START Input records

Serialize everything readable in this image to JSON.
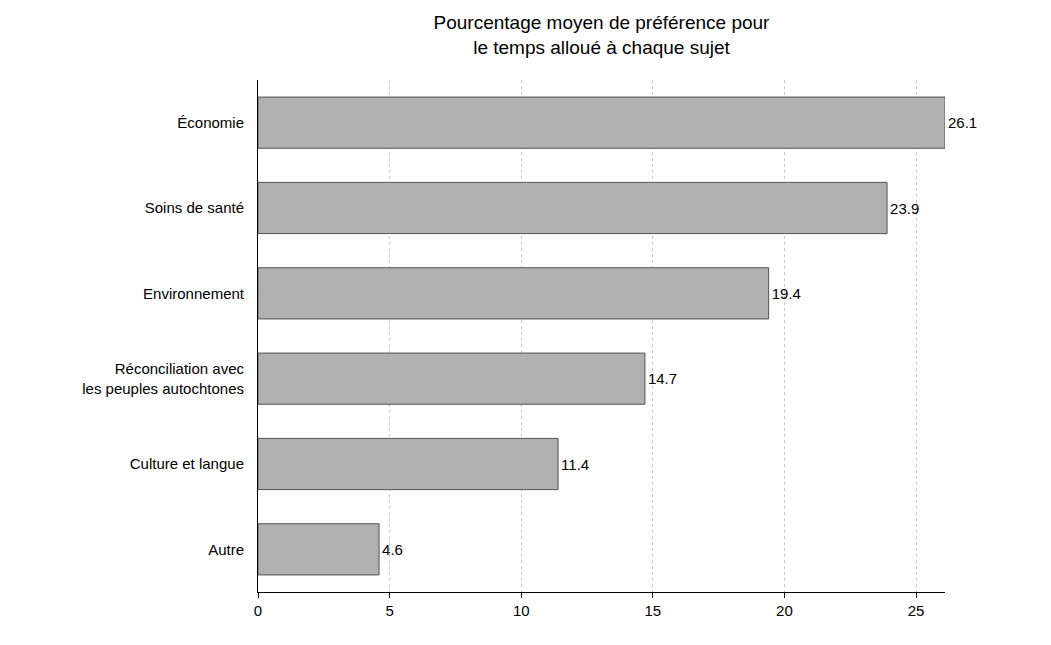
{
  "chart_data": {
    "type": "bar",
    "orientation": "horizontal",
    "title": "Pourcentage moyen de préférence pour\nle temps alloué à chaque sujet",
    "categories": [
      "Économie",
      "Soins de santé",
      "Environnement",
      "Réconciliation avec\nles peuples autochtones",
      "Culture et langue",
      "Autre"
    ],
    "values": [
      26.1,
      23.9,
      19.4,
      14.7,
      11.4,
      4.6
    ],
    "color": "#b0b0b0",
    "xlim": [
      0,
      26.1
    ],
    "xticks": [
      0,
      5,
      10,
      15,
      20,
      25
    ],
    "grid": true,
    "data_labels": true
  }
}
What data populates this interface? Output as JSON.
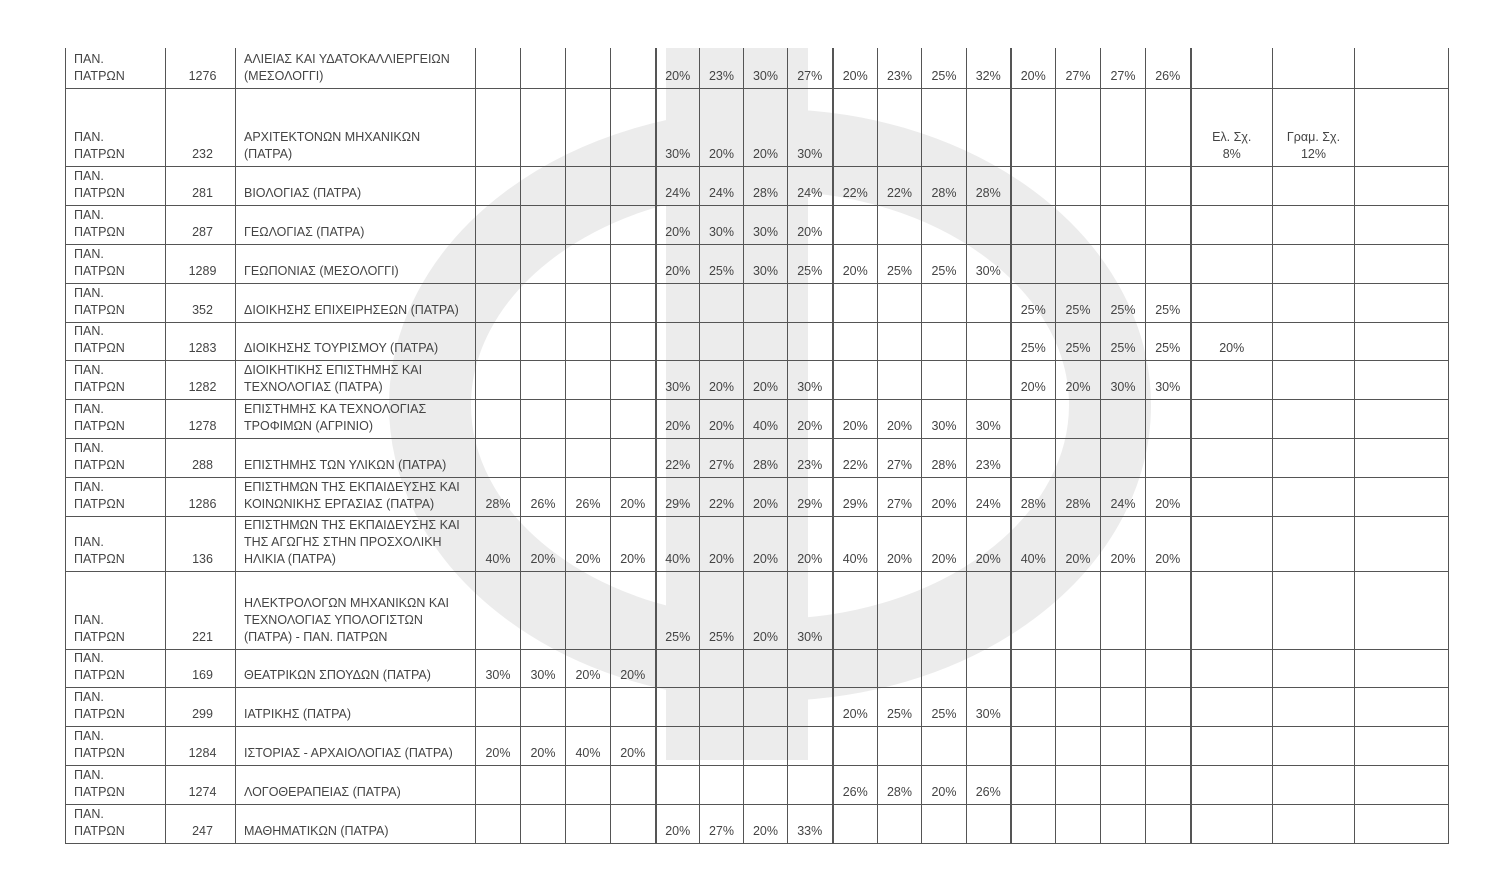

END Input records

Do this: Restate each entry word for word, please, but drop any images it holds.

Exercise result:
Serialize everything readable in this image to JSON.
{
  "chart_data": {
    "type": "bar",
    "orientation": "horizontal",
    "title": "Pourcentage moyen de préférence pour\nle temps alloué à chaque sujet",
    "categories": [
      "Économie",
      "Soins de santé",
      "Environnement",
      "Réconciliation avec\nles peuples autochtones",
      "Culture et langue",
      "Autre"
    ],
    "values": [
      26.1,
      23.9,
      19.4,
      14.7,
      11.4,
      4.6
    ],
    "color": "#b0b0b0",
    "xlim": [
      0,
      26.1
    ],
    "xticks": [
      0,
      5,
      10,
      15,
      20,
      25
    ],
    "grid": true,
    "data_labels": true
  }
}
What data populates this interface? Output as JSON.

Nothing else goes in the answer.